- **Work to do**
Write out each record below exactly as it appears, with no pictures.

- **Data records**
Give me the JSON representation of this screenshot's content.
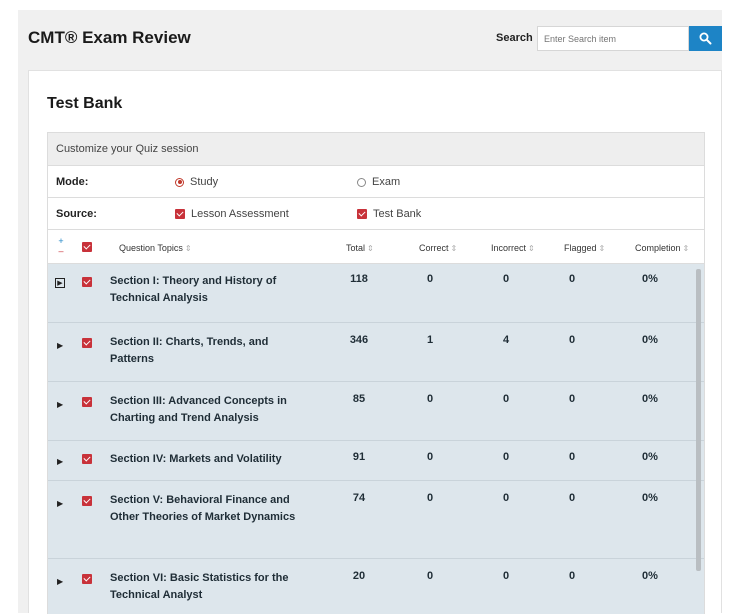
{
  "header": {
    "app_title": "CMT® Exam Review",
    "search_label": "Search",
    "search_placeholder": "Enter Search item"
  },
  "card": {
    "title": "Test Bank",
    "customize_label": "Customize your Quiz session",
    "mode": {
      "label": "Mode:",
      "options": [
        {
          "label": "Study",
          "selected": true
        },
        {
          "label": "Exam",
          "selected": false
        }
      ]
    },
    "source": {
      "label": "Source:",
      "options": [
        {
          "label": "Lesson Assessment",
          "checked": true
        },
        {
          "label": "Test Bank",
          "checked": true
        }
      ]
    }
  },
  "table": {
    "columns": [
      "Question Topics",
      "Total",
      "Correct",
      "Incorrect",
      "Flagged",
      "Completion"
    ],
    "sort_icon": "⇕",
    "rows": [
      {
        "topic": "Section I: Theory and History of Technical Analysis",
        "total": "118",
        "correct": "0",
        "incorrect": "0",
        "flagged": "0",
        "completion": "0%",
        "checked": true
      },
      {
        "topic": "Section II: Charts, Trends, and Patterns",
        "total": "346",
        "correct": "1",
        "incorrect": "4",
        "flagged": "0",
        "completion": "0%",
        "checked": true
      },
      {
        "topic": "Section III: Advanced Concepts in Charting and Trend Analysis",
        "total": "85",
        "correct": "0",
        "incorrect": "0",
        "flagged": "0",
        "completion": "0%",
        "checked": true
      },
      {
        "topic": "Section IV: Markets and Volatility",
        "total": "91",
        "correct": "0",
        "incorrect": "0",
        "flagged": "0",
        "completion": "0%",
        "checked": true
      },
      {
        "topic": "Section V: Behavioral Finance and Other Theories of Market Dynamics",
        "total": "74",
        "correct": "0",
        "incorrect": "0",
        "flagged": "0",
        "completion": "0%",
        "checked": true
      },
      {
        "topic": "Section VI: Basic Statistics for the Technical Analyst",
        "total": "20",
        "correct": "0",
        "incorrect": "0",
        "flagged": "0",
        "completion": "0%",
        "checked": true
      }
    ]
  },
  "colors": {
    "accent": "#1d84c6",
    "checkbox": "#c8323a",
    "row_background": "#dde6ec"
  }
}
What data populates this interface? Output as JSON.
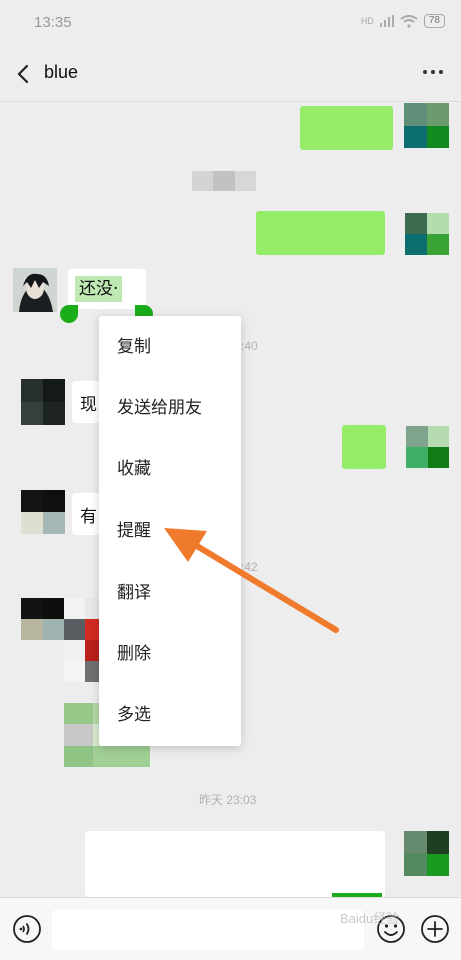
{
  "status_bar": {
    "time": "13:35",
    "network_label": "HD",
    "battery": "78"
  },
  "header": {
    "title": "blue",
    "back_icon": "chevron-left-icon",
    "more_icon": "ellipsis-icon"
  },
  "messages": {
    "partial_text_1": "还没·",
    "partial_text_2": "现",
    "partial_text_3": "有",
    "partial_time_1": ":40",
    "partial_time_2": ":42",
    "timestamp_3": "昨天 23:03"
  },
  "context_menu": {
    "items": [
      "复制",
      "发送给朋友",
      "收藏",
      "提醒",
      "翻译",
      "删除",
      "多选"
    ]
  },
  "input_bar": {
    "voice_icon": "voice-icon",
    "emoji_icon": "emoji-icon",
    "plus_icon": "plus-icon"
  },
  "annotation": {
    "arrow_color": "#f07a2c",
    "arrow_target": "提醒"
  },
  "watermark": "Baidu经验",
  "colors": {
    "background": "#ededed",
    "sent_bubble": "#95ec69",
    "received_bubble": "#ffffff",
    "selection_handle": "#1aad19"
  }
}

- **Reply to the task**
Give me the JSON representation of this screenshot's content.
{
  "header": {
    "app_title": "CMT® Exam Review",
    "search_label": "Search",
    "search_placeholder": "Enter Search item"
  },
  "card": {
    "title": "Test Bank",
    "customize_label": "Customize your Quiz session",
    "mode": {
      "label": "Mode:",
      "options": [
        {
          "label": "Study",
          "selected": true
        },
        {
          "label": "Exam",
          "selected": false
        }
      ]
    },
    "source": {
      "label": "Source:",
      "options": [
        {
          "label": "Lesson Assessment",
          "checked": true
        },
        {
          "label": "Test Bank",
          "checked": true
        }
      ]
    }
  },
  "table": {
    "columns": [
      "Question Topics",
      "Total",
      "Correct",
      "Incorrect",
      "Flagged",
      "Completion"
    ],
    "sort_icon": "⇕",
    "rows": [
      {
        "topic": "Section I: Theory and History of Technical Analysis",
        "total": "118",
        "correct": "0",
        "incorrect": "0",
        "flagged": "0",
        "completion": "0%",
        "checked": true
      },
      {
        "topic": "Section II: Charts, Trends, and Patterns",
        "total": "346",
        "correct": "1",
        "incorrect": "4",
        "flagged": "0",
        "completion": "0%",
        "checked": true
      },
      {
        "topic": "Section III: Advanced Concepts in Charting and Trend Analysis",
        "total": "85",
        "correct": "0",
        "incorrect": "0",
        "flagged": "0",
        "completion": "0%",
        "checked": true
      },
      {
        "topic": "Section IV: Markets and Volatility",
        "total": "91",
        "correct": "0",
        "incorrect": "0",
        "flagged": "0",
        "completion": "0%",
        "checked": true
      },
      {
        "topic": "Section V: Behavioral Finance and Other Theories of Market Dynamics",
        "total": "74",
        "correct": "0",
        "incorrect": "0",
        "flagged": "0",
        "completion": "0%",
        "checked": true
      },
      {
        "topic": "Section VI: Basic Statistics for the Technical Analyst",
        "total": "20",
        "correct": "0",
        "incorrect": "0",
        "flagged": "0",
        "completion": "0%",
        "checked": true
      }
    ]
  },
  "colors": {
    "accent": "#1d84c6",
    "checkbox": "#c8323a",
    "row_background": "#dde6ec"
  }
}
What data populates this interface? Output as JSON.
{
  "status_bar": {
    "time": "13:35",
    "network_label": "HD",
    "battery": "78"
  },
  "header": {
    "title": "blue",
    "back_icon": "chevron-left-icon",
    "more_icon": "ellipsis-icon"
  },
  "messages": {
    "partial_text_1": "还没·",
    "partial_text_2": "现",
    "partial_text_3": "有",
    "partial_time_1": ":40",
    "partial_time_2": ":42",
    "timestamp_3": "昨天 23:03"
  },
  "context_menu": {
    "items": [
      "复制",
      "发送给朋友",
      "收藏",
      "提醒",
      "翻译",
      "删除",
      "多选"
    ]
  },
  "input_bar": {
    "voice_icon": "voice-icon",
    "emoji_icon": "emoji-icon",
    "plus_icon": "plus-icon"
  },
  "annotation": {
    "arrow_color": "#f07a2c",
    "arrow_target": "提醒"
  },
  "watermark": "Baidu经验",
  "colors": {
    "background": "#ededed",
    "sent_bubble": "#95ec69",
    "received_bubble": "#ffffff",
    "selection_handle": "#1aad19"
  }
}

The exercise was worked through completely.